# Assignment
The result should be every line that contains the word "knowledge", taken from the material.
========================
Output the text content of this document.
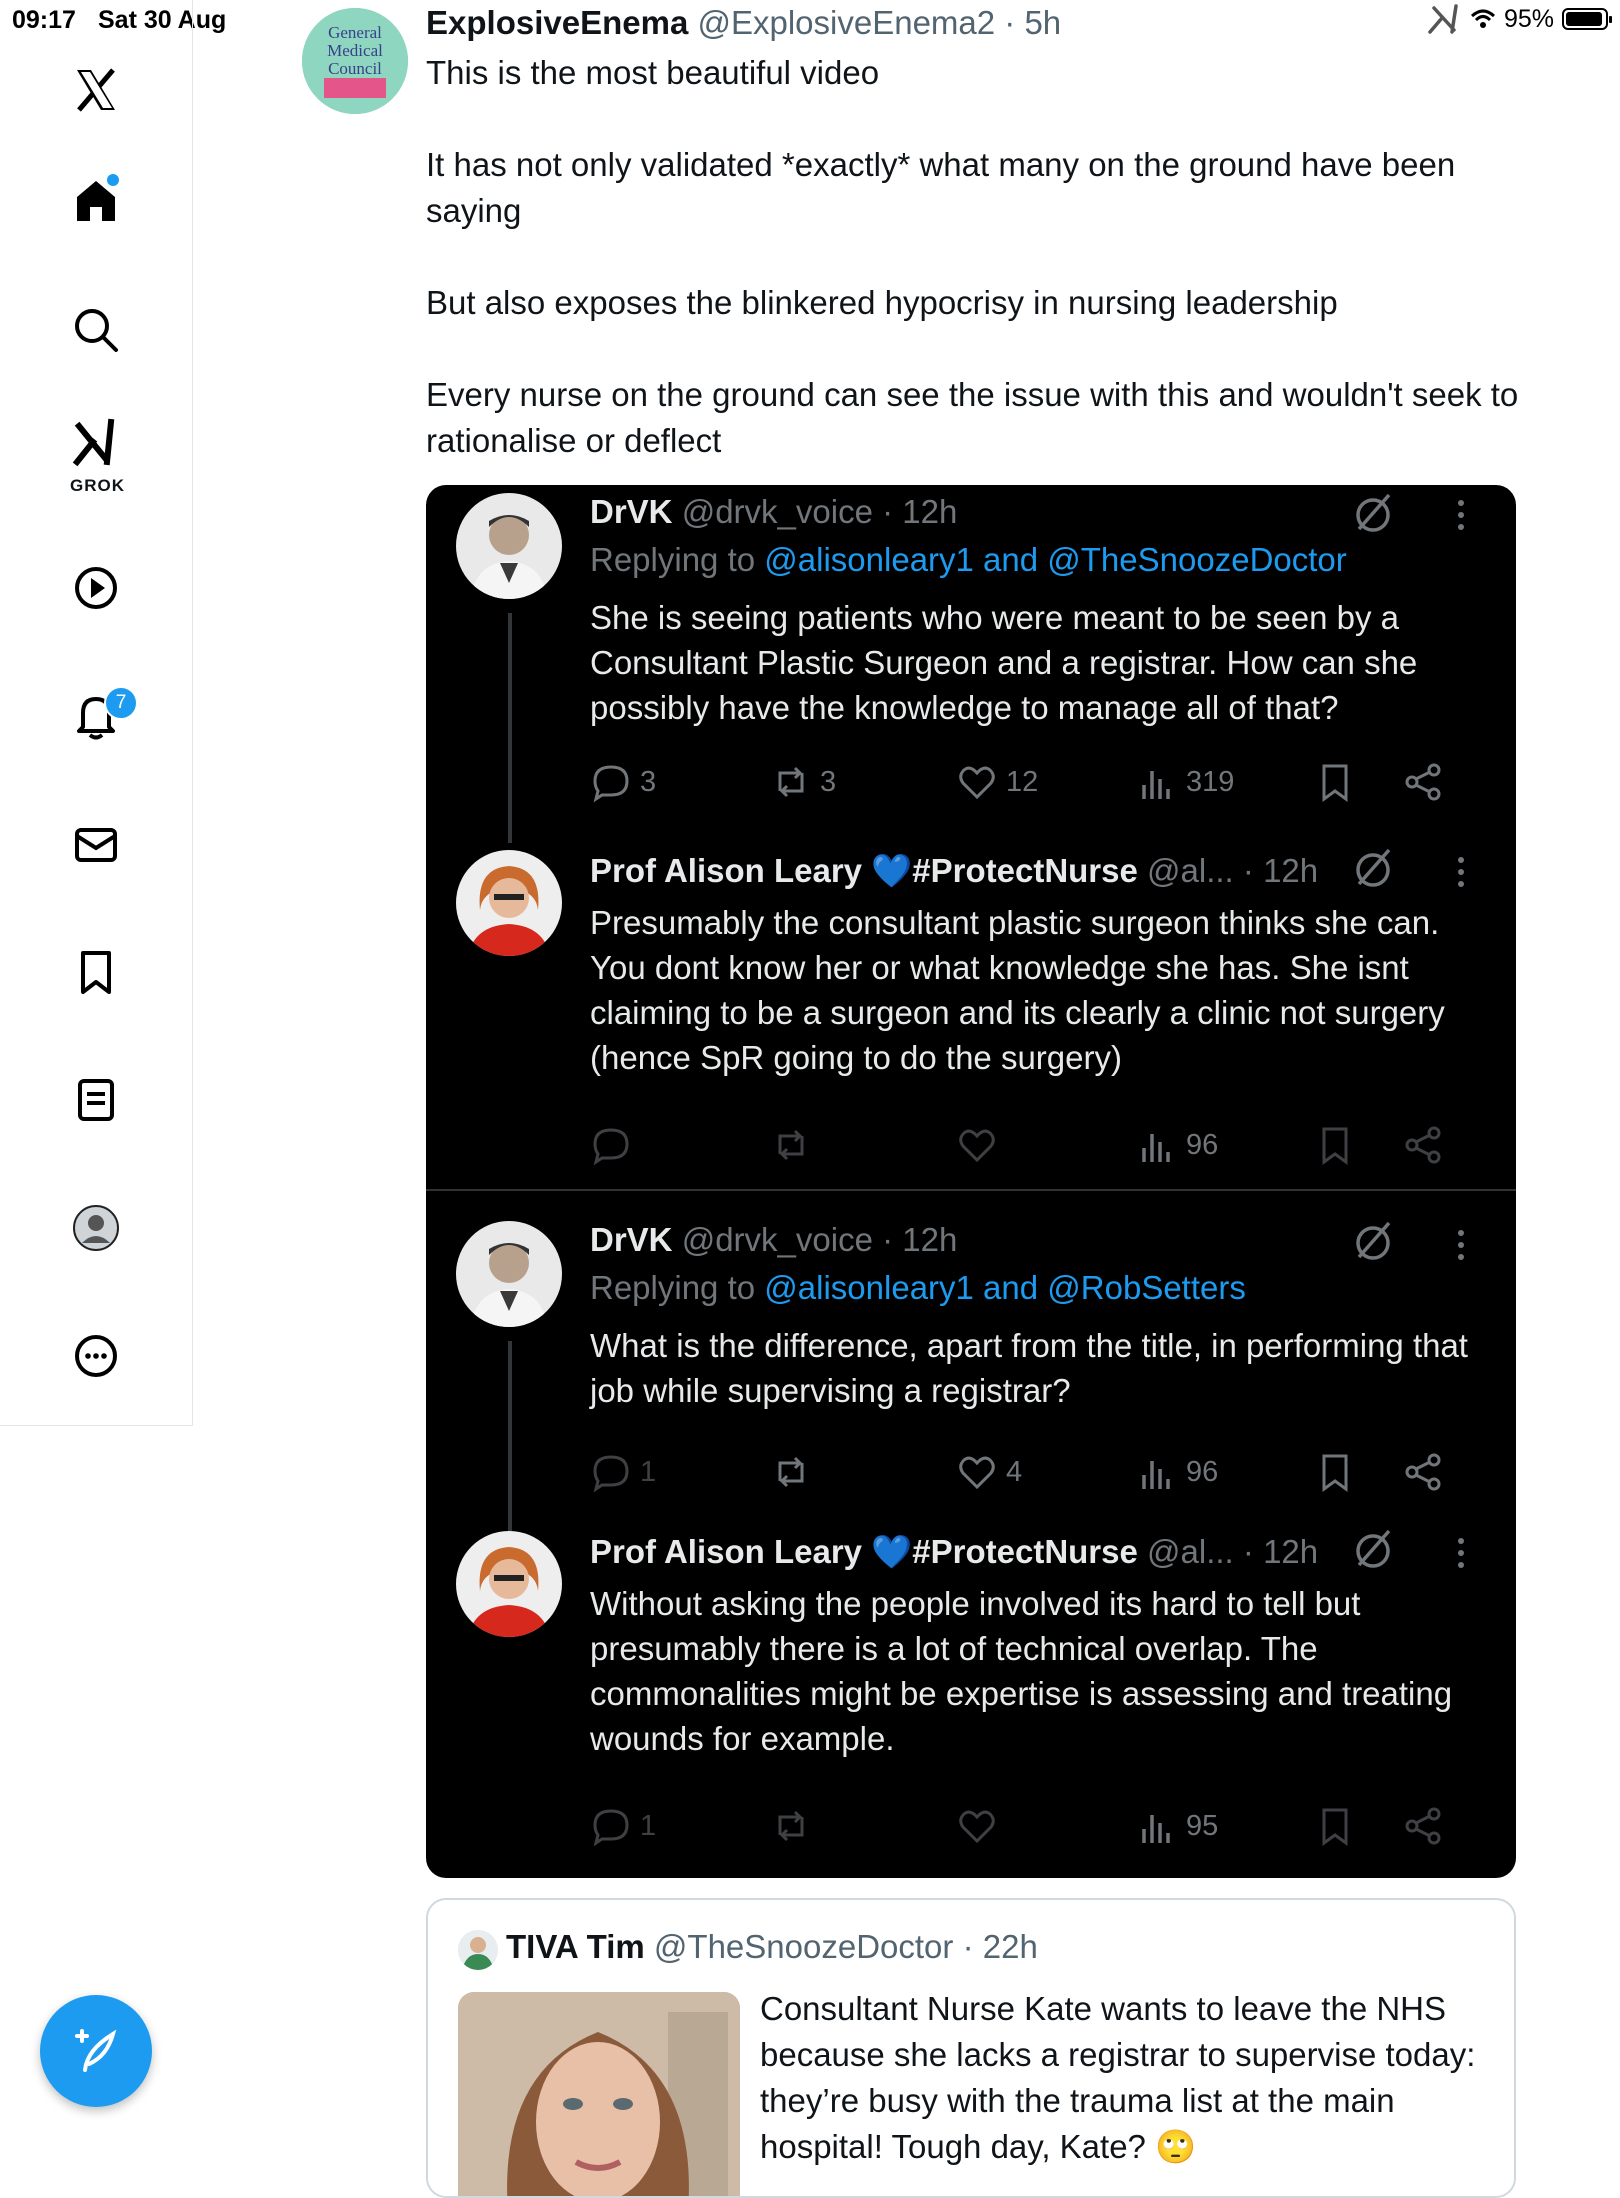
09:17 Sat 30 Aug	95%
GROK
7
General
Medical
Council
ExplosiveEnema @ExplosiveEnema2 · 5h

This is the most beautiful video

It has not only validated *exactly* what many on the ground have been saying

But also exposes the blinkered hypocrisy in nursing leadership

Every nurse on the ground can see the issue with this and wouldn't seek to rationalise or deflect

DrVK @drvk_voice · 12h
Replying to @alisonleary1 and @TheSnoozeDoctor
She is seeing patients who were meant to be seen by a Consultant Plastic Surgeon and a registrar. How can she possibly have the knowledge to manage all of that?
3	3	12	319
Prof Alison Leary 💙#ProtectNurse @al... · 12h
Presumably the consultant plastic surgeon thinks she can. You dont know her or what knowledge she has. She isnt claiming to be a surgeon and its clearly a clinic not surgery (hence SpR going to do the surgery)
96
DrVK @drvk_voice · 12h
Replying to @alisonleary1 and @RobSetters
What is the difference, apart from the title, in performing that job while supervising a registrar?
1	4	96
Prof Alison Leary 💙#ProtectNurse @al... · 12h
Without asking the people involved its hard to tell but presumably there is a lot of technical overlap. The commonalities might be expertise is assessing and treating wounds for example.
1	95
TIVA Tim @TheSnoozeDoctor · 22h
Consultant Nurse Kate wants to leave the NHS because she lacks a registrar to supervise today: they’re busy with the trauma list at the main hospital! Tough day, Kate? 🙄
========================
# Answer to this problem
She is seeing patients who were meant to be seen by a Consultant Plastic Surgeon and a registrar. How can she possibly have the knowledge to manage all of that?
Presumably the consultant plastic surgeon thinks she can. You dont know her or what knowledge she has. She isnt claiming to be a surgeon and its clearly a clinic not surgery (hence SpR going to do the surgery)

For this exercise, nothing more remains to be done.